━━━ Information shown

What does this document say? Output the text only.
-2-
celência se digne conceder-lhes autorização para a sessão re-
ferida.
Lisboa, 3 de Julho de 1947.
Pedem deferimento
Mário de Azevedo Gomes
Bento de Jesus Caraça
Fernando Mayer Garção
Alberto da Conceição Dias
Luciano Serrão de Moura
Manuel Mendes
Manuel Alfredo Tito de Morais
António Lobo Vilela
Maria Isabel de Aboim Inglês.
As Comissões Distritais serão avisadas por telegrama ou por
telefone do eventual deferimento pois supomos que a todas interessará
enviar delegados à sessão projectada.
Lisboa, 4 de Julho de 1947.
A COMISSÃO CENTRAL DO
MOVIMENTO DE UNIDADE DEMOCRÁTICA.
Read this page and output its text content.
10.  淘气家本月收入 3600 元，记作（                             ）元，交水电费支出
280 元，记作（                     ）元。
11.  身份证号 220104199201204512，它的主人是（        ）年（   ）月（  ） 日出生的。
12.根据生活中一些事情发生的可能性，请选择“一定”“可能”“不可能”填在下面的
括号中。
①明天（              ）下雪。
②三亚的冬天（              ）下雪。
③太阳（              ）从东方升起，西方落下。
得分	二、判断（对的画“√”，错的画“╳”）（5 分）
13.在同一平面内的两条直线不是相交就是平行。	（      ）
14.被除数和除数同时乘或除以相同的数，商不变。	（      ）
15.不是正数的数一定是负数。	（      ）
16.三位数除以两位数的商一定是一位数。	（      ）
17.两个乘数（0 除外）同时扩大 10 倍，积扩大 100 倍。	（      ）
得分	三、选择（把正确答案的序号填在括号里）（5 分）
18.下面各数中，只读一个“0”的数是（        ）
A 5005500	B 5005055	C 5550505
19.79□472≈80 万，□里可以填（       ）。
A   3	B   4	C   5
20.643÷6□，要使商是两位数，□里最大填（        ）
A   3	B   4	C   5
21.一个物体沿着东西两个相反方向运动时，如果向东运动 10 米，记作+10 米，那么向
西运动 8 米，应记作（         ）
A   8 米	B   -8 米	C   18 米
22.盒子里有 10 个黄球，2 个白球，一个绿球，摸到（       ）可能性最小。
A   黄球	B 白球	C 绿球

━━━━━━

Requirements → Transcribe all entries exactly as they are given.

Worked solution →
What does this document say? Output the text only.
-2-
celência se digne conceder-lhes autorização para a sessão re-
ferida.
Lisboa, 3 de Julho de 1947.
Pedem deferimento
Mário de Azevedo Gomes
Bento de Jesus Caraça
Fernando Mayer Garção
Alberto da Conceição Dias
Luciano Serrão de Moura
Manuel Mendes
Manuel Alfredo Tito de Morais
António Lobo Vilela
Maria Isabel de Aboim Inglês.
As Comissões Distritais serão avisadas por telegrama ou por
telefone do eventual deferimento pois supomos que a todas interessará
enviar delegados à sessão projectada.
Lisboa, 4 de Julho de 1947.
A COMISSÃO CENTRAL DO
MOVIMENTO DE UNIDADE DEMOCRÁTICA.
Read this page and output its text content.
10.  淘气家本月收入 3600 元，记作（                             ）元，交水电费支出
280 元，记作（                     ）元。
11.  身份证号 220104199201204512，它的主人是（        ）年（   ）月（  ） 日出生的。
12.根据生活中一些事情发生的可能性，请选择“一定”“可能”“不可能”填在下面的
括号中。
①明天（              ）下雪。
②三亚的冬天（              ）下雪。
③太阳（              ）从东方升起，西方落下。
得分	二、判断（对的画“√”，错的画“╳”）（5 分）
13.在同一平面内的两条直线不是相交就是平行。	（      ）
14.被除数和除数同时乘或除以相同的数，商不变。	（      ）
15.不是正数的数一定是负数。	（      ）
16.三位数除以两位数的商一定是一位数。	（      ）
17.两个乘数（0 除外）同时扩大 10 倍，积扩大 100 倍。	（      ）
得分	三、选择（把正确答案的序号填在括号里）（5 分）
18.下面各数中，只读一个“0”的数是（        ）
A 5005500	B 5005055	C 5550505
19.79□472≈80 万，□里可以填（       ）。
A   3	B   4	C   5
20.643÷6□，要使商是两位数，□里最大填（        ）
A   3	B   4	C   5
21.一个物体沿着东西两个相反方向运动时，如果向东运动 10 米，记作+10 米，那么向
西运动 8 米，应记作（         ）
A   8 米	B   -8 米	C   18 米
22.盒子里有 10 个黄球，2 个白球，一个绿球，摸到（       ）可能性最小。
A   黄球	B 白球	C 绿球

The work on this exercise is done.